— Start of INPUT FOR THIS TASK —

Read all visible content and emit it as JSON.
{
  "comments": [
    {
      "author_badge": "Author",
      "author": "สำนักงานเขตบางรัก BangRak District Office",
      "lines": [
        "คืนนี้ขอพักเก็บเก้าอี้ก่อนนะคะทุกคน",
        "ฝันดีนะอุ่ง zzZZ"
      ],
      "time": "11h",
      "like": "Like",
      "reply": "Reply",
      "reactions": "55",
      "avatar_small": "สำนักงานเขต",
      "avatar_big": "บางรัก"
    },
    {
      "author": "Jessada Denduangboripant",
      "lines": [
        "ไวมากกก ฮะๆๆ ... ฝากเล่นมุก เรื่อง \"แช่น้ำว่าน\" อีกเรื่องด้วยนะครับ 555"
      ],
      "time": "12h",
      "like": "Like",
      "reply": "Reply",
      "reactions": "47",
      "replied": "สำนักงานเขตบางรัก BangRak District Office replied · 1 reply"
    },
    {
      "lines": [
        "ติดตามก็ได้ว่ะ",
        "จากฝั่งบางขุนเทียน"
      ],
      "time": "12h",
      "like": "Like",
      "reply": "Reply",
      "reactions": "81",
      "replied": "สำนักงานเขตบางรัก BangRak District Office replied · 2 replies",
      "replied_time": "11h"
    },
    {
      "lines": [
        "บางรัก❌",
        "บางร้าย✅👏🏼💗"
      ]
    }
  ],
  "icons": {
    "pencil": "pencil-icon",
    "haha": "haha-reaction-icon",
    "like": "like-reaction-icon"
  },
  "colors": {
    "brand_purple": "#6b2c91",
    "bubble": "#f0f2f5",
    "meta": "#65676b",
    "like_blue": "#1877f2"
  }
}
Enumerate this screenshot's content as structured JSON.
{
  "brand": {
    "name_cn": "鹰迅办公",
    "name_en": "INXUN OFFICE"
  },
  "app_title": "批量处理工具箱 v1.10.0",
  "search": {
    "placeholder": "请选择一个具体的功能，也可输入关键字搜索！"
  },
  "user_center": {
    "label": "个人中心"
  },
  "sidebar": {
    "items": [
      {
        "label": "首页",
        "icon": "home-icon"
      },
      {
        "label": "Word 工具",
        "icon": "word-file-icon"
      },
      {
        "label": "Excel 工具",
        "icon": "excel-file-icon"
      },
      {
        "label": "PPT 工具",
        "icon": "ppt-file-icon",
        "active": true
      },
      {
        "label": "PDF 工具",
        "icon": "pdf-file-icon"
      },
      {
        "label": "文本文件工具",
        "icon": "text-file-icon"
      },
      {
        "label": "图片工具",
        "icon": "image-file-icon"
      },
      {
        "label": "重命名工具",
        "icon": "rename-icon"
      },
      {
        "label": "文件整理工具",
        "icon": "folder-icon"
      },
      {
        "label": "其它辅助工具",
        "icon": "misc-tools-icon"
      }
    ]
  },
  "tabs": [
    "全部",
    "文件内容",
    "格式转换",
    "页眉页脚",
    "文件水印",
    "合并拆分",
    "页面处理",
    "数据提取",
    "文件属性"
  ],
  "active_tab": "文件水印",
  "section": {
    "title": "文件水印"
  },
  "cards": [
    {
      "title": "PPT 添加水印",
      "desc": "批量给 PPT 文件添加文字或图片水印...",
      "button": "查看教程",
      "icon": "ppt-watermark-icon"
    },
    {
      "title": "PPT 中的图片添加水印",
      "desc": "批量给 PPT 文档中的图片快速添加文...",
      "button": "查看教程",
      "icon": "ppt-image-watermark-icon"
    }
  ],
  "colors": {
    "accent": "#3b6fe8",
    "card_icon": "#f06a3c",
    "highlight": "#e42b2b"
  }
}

— End of INPUT FOR THIS TASK —

» **GIVEN REQUEST**
Take the listing above and set it down exactly.

» **EXERCISE RESPONSE**
Read all visible content and emit it as JSON.
{
  "comments": [
    {
      "author_badge": "Author",
      "author": "สำนักงานเขตบางรัก BangRak District Office",
      "lines": [
        "คืนนี้ขอพักเก็บเก้าอี้ก่อนนะคะทุกคน",
        "ฝันดีนะอุ่ง zzZZ"
      ],
      "time": "11h",
      "like": "Like",
      "reply": "Reply",
      "reactions": "55",
      "avatar_small": "สำนักงานเขต",
      "avatar_big": "บางรัก"
    },
    {
      "author": "Jessada Denduangboripant",
      "lines": [
        "ไวมากกก ฮะๆๆ ... ฝากเล่นมุก เรื่อง \"แช่น้ำว่าน\" อีกเรื่องด้วยนะครับ 555"
      ],
      "time": "12h",
      "like": "Like",
      "reply": "Reply",
      "reactions": "47",
      "replied": "สำนักงานเขตบางรัก BangRak District Office replied · 1 reply"
    },
    {
      "lines": [
        "ติดตามก็ได้ว่ะ",
        "จากฝั่งบางขุนเทียน"
      ],
      "time": "12h",
      "like": "Like",
      "reply": "Reply",
      "reactions": "81",
      "replied": "สำนักงานเขตบางรัก BangRak District Office replied · 2 replies",
      "replied_time": "11h"
    },
    {
      "lines": [
        "บางรัก❌",
        "บางร้าย✅👏🏼💗"
      ]
    }
  ],
  "icons": {
    "pencil": "pencil-icon",
    "haha": "haha-reaction-icon",
    "like": "like-reaction-icon"
  },
  "colors": {
    "brand_purple": "#6b2c91",
    "bubble": "#f0f2f5",
    "meta": "#65676b",
    "like_blue": "#1877f2"
  }
}
Enumerate this screenshot's content as structured JSON.
{
  "brand": {
    "name_cn": "鹰迅办公",
    "name_en": "INXUN OFFICE"
  },
  "app_title": "批量处理工具箱 v1.10.0",
  "search": {
    "placeholder": "请选择一个具体的功能，也可输入关键字搜索！"
  },
  "user_center": {
    "label": "个人中心"
  },
  "sidebar": {
    "items": [
      {
        "label": "首页",
        "icon": "home-icon"
      },
      {
        "label": "Word 工具",
        "icon": "word-file-icon"
      },
      {
        "label": "Excel 工具",
        "icon": "excel-file-icon"
      },
      {
        "label": "PPT 工具",
        "icon": "ppt-file-icon",
        "active": true
      },
      {
        "label": "PDF 工具",
        "icon": "pdf-file-icon"
      },
      {
        "label": "文本文件工具",
        "icon": "text-file-icon"
      },
      {
        "label": "图片工具",
        "icon": "image-file-icon"
      },
      {
        "label": "重命名工具",
        "icon": "rename-icon"
      },
      {
        "label": "文件整理工具",
        "icon": "folder-icon"
      },
      {
        "label": "其它辅助工具",
        "icon": "misc-tools-icon"
      }
    ]
  },
  "tabs": [
    "全部",
    "文件内容",
    "格式转换",
    "页眉页脚",
    "文件水印",
    "合并拆分",
    "页面处理",
    "数据提取",
    "文件属性"
  ],
  "active_tab": "文件水印",
  "section": {
    "title": "文件水印"
  },
  "cards": [
    {
      "title": "PPT 添加水印",
      "desc": "批量给 PPT 文件添加文字或图片水印...",
      "button": "查看教程",
      "icon": "ppt-watermark-icon"
    },
    {
      "title": "PPT 中的图片添加水印",
      "desc": "批量给 PPT 文档中的图片快速添加文...",
      "button": "查看教程",
      "icon": "ppt-image-watermark-icon"
    }
  ],
  "colors": {
    "accent": "#3b6fe8",
    "card_icon": "#f06a3c",
    "highlight": "#e42b2b"
  }
}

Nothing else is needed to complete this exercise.